• _Items_
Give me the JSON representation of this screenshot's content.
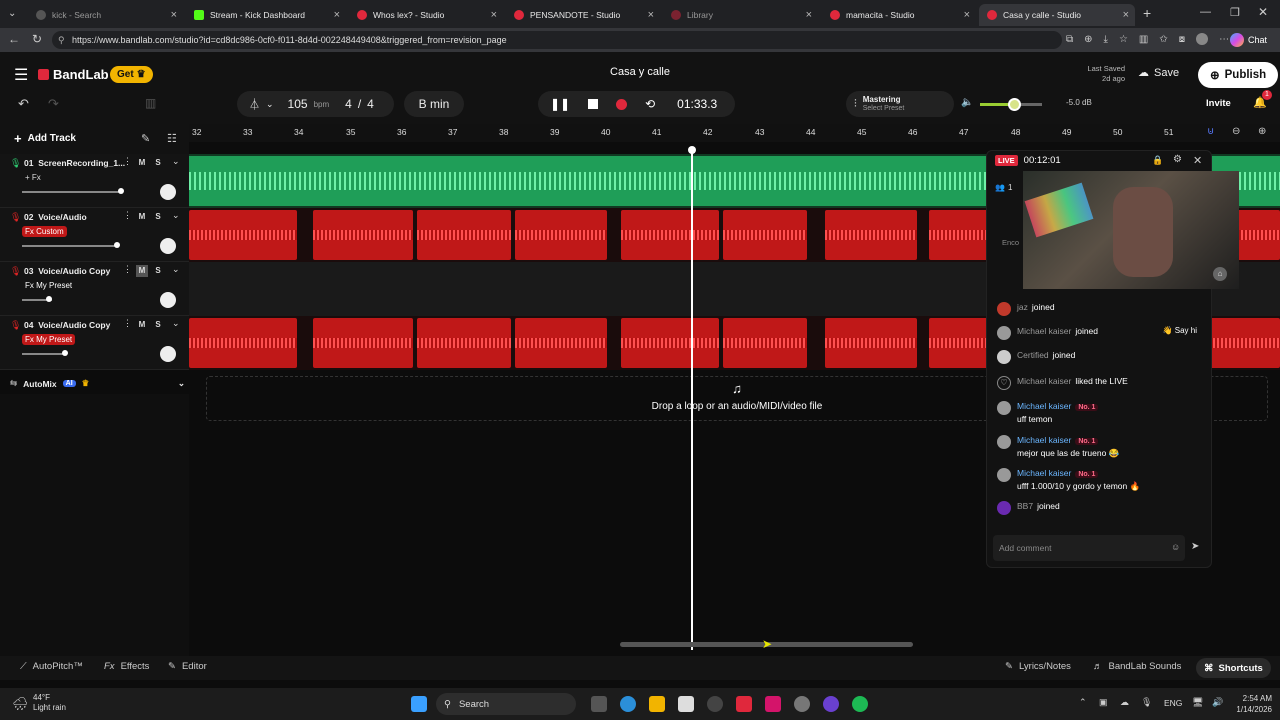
{
  "browser": {
    "tabs": [
      {
        "label": "kick - Search",
        "active": false
      },
      {
        "label": "Stream - Kick Dashboard",
        "active": false
      },
      {
        "label": "Whos lex? - Studio",
        "active": false
      },
      {
        "label": "PENSANDOTE - Studio",
        "active": false
      },
      {
        "label": "Library",
        "active": false
      },
      {
        "label": "mamacita - Studio",
        "active": false
      },
      {
        "label": "Casa y calle - Studio",
        "active": true
      }
    ],
    "url": "https://www.bandlab.com/studio?id=cd8dc986-0cf0-f011-8d4d-002248449408&triggered_from=revision_page",
    "chat_label": "Chat"
  },
  "header": {
    "logo": "BandLab",
    "get_label": "Get",
    "project_title": "Casa y calle",
    "last_saved_label": "Last Saved",
    "last_saved_value": "2d ago",
    "save_label": "Save",
    "publish_label": "Publish",
    "tempo": "105",
    "tempo_unit": "bpm",
    "time_sig_num": "4",
    "time_sig_sep": "/",
    "time_sig_den": "4",
    "key": "B min",
    "time": "01:33.3",
    "mastering_label": "Mastering",
    "mastering_preset": "Select Preset",
    "volume_db": "-5.0 dB",
    "invite_label": "Invite",
    "notif_count": "1"
  },
  "toolbar": {
    "add_track": "Add Track"
  },
  "ruler": [
    "32",
    "33",
    "34",
    "35",
    "36",
    "37",
    "38",
    "39",
    "40",
    "41",
    "42",
    "43",
    "44",
    "45",
    "46",
    "47",
    "48",
    "49",
    "50",
    "51"
  ],
  "tracks": [
    {
      "number": "01",
      "name": "ScreenRecording_1...",
      "fx": "+ Fx",
      "color": "#2ecc71",
      "mute": "M",
      "solo": "S"
    },
    {
      "number": "02",
      "name": "Voice/Audio",
      "fx": "Fx Custom",
      "color": "#e02424",
      "mute": "M",
      "solo": "S"
    },
    {
      "number": "03",
      "name": "Voice/Audio Copy",
      "fx": "Fx My Preset",
      "color": "#e02424",
      "mute": "M",
      "solo": "S"
    },
    {
      "number": "04",
      "name": "Voice/Audio Copy",
      "fx": "Fx My Preset",
      "color": "#e02424",
      "mute": "M",
      "solo": "S"
    }
  ],
  "automix": {
    "label": "AutoMix",
    "ai": "AI"
  },
  "drop_zone": "Drop a loop or an audio/MIDI/video file",
  "live": {
    "badge": "LIVE",
    "timer": "00:12:01",
    "viewers": "1",
    "partial_text": "Enco",
    "chat": [
      {
        "user": "jaz",
        "text": "joined",
        "type": "event"
      },
      {
        "user": "Michael kaiser",
        "text": "joined",
        "type": "event",
        "action": "Say hi"
      },
      {
        "user": "Certified",
        "text": "joined",
        "type": "event"
      },
      {
        "user": "Michael kaiser",
        "text": "liked the LIVE",
        "type": "event"
      },
      {
        "user": "Michael kaiser",
        "badge": "No. 1",
        "text": "uff temon",
        "type": "msg"
      },
      {
        "user": "Michael kaiser",
        "badge": "No. 1",
        "text": "mejor que las de trueno 😂",
        "type": "msg"
      },
      {
        "user": "Michael kaiser",
        "badge": "No. 1",
        "text": "ufff 1.000/10 y gordo y temon 🔥",
        "type": "msg"
      },
      {
        "user": "BB7",
        "text": "joined",
        "type": "event"
      }
    ],
    "comment_placeholder": "Add comment"
  },
  "bottom": {
    "autopitch": "AutoPitch™",
    "effects": "Effects",
    "editor": "Editor",
    "lyrics": "Lyrics/Notes",
    "sounds": "BandLab Sounds",
    "shortcuts": "Shortcuts"
  },
  "taskbar": {
    "temp": "44°F",
    "weather": "Light rain",
    "search": "Search",
    "lang": "ENG",
    "time": "2:54 AM",
    "date": "1/14/2026"
  }
}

• _The problem_
Reproduce all of the data exactly, omitting each picture it holds.

• _Response to the task_
Give me the JSON representation of this screenshot's content.
{
  "browser": {
    "tabs": [
      {
        "label": "kick - Search",
        "active": false
      },
      {
        "label": "Stream - Kick Dashboard",
        "active": false
      },
      {
        "label": "Whos lex? - Studio",
        "active": false
      },
      {
        "label": "PENSANDOTE - Studio",
        "active": false
      },
      {
        "label": "Library",
        "active": false
      },
      {
        "label": "mamacita - Studio",
        "active": false
      },
      {
        "label": "Casa y calle - Studio",
        "active": true
      }
    ],
    "url": "https://www.bandlab.com/studio?id=cd8dc986-0cf0-f011-8d4d-002248449408&triggered_from=revision_page",
    "chat_label": "Chat"
  },
  "header": {
    "logo": "BandLab",
    "get_label": "Get",
    "project_title": "Casa y calle",
    "last_saved_label": "Last Saved",
    "last_saved_value": "2d ago",
    "save_label": "Save",
    "publish_label": "Publish",
    "tempo": "105",
    "tempo_unit": "bpm",
    "time_sig_num": "4",
    "time_sig_sep": "/",
    "time_sig_den": "4",
    "key": "B min",
    "time": "01:33.3",
    "mastering_label": "Mastering",
    "mastering_preset": "Select Preset",
    "volume_db": "-5.0 dB",
    "invite_label": "Invite",
    "notif_count": "1"
  },
  "toolbar": {
    "add_track": "Add Track"
  },
  "ruler": [
    "32",
    "33",
    "34",
    "35",
    "36",
    "37",
    "38",
    "39",
    "40",
    "41",
    "42",
    "43",
    "44",
    "45",
    "46",
    "47",
    "48",
    "49",
    "50",
    "51"
  ],
  "tracks": [
    {
      "number": "01",
      "name": "ScreenRecording_1...",
      "fx": "+ Fx",
      "color": "#2ecc71",
      "mute": "M",
      "solo": "S"
    },
    {
      "number": "02",
      "name": "Voice/Audio",
      "fx": "Fx Custom",
      "color": "#e02424",
      "mute": "M",
      "solo": "S"
    },
    {
      "number": "03",
      "name": "Voice/Audio Copy",
      "fx": "Fx My Preset",
      "color": "#e02424",
      "mute": "M",
      "solo": "S"
    },
    {
      "number": "04",
      "name": "Voice/Audio Copy",
      "fx": "Fx My Preset",
      "color": "#e02424",
      "mute": "M",
      "solo": "S"
    }
  ],
  "automix": {
    "label": "AutoMix",
    "ai": "AI"
  },
  "drop_zone": "Drop a loop or an audio/MIDI/video file",
  "live": {
    "badge": "LIVE",
    "timer": "00:12:01",
    "viewers": "1",
    "partial_text": "Enco",
    "chat": [
      {
        "user": "jaz",
        "text": "joined",
        "type": "event"
      },
      {
        "user": "Michael kaiser",
        "text": "joined",
        "type": "event",
        "action": "Say hi"
      },
      {
        "user": "Certified",
        "text": "joined",
        "type": "event"
      },
      {
        "user": "Michael kaiser",
        "text": "liked the LIVE",
        "type": "event"
      },
      {
        "user": "Michael kaiser",
        "badge": "No. 1",
        "text": "uff temon",
        "type": "msg"
      },
      {
        "user": "Michael kaiser",
        "badge": "No. 1",
        "text": "mejor que las de trueno 😂",
        "type": "msg"
      },
      {
        "user": "Michael kaiser",
        "badge": "No. 1",
        "text": "ufff 1.000/10 y gordo y temon 🔥",
        "type": "msg"
      },
      {
        "user": "BB7",
        "text": "joined",
        "type": "event"
      }
    ],
    "comment_placeholder": "Add comment"
  },
  "bottom": {
    "autopitch": "AutoPitch™",
    "effects": "Effects",
    "editor": "Editor",
    "lyrics": "Lyrics/Notes",
    "sounds": "BandLab Sounds",
    "shortcuts": "Shortcuts"
  },
  "taskbar": {
    "temp": "44°F",
    "weather": "Light rain",
    "search": "Search",
    "lang": "ENG",
    "time": "2:54 AM",
    "date": "1/14/2026"
  }
}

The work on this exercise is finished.